■ OBJECTIVE:
Output every entry exactly as written.

— Start of EXTRACTED INFORMATION —

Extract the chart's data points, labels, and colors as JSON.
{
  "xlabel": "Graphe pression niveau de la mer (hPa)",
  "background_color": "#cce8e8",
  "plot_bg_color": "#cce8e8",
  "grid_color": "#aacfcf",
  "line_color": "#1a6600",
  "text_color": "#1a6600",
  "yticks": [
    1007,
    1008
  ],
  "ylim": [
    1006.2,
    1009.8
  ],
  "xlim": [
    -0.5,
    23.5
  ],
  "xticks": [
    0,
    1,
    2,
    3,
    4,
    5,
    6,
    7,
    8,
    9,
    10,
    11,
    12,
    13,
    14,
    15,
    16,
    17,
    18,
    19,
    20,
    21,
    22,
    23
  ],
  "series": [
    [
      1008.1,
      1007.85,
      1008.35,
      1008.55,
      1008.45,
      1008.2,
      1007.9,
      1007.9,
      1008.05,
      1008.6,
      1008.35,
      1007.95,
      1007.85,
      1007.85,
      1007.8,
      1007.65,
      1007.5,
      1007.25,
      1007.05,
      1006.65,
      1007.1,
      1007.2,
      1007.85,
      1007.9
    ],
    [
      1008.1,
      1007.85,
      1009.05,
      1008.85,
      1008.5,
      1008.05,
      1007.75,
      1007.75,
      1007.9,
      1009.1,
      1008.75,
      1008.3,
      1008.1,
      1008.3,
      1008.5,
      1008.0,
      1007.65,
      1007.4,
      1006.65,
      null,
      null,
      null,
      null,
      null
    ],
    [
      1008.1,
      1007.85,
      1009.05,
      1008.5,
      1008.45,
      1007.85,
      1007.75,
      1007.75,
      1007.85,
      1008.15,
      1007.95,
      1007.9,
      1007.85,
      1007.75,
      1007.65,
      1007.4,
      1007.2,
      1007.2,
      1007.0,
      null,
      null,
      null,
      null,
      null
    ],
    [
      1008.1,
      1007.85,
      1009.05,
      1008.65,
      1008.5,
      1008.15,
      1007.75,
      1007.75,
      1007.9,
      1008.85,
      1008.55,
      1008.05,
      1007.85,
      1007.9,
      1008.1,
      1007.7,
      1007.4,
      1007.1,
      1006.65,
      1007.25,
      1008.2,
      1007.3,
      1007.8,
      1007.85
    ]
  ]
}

— End of EXTRACTED INFORMATION —

■ ANSWER TO THE EXERCISE:
Extract the chart's data points, labels, and colors as JSON.
{
  "xlabel": "Graphe pression niveau de la mer (hPa)",
  "background_color": "#cce8e8",
  "plot_bg_color": "#cce8e8",
  "grid_color": "#aacfcf",
  "line_color": "#1a6600",
  "text_color": "#1a6600",
  "yticks": [
    1007,
    1008
  ],
  "ylim": [
    1006.2,
    1009.8
  ],
  "xlim": [
    -0.5,
    23.5
  ],
  "xticks": [
    0,
    1,
    2,
    3,
    4,
    5,
    6,
    7,
    8,
    9,
    10,
    11,
    12,
    13,
    14,
    15,
    16,
    17,
    18,
    19,
    20,
    21,
    22,
    23
  ],
  "series": [
    [
      1008.1,
      1007.85,
      1008.35,
      1008.55,
      1008.45,
      1008.2,
      1007.9,
      1007.9,
      1008.05,
      1008.6,
      1008.35,
      1007.95,
      1007.85,
      1007.85,
      1007.8,
      1007.65,
      1007.5,
      1007.25,
      1007.05,
      1006.65,
      1007.1,
      1007.2,
      1007.85,
      1007.9
    ],
    [
      1008.1,
      1007.85,
      1009.05,
      1008.85,
      1008.5,
      1008.05,
      1007.75,
      1007.75,
      1007.9,
      1009.1,
      1008.75,
      1008.3,
      1008.1,
      1008.3,
      1008.5,
      1008.0,
      1007.65,
      1007.4,
      1006.65,
      null,
      null,
      null,
      null,
      null
    ],
    [
      1008.1,
      1007.85,
      1009.05,
      1008.5,
      1008.45,
      1007.85,
      1007.75,
      1007.75,
      1007.85,
      1008.15,
      1007.95,
      1007.9,
      1007.85,
      1007.75,
      1007.65,
      1007.4,
      1007.2,
      1007.2,
      1007.0,
      null,
      null,
      null,
      null,
      null
    ],
    [
      1008.1,
      1007.85,
      1009.05,
      1008.65,
      1008.5,
      1008.15,
      1007.75,
      1007.75,
      1007.9,
      1008.85,
      1008.55,
      1008.05,
      1007.85,
      1007.9,
      1008.1,
      1007.7,
      1007.4,
      1007.1,
      1006.65,
      1007.25,
      1008.2,
      1007.3,
      1007.8,
      1007.85
    ]
  ]
}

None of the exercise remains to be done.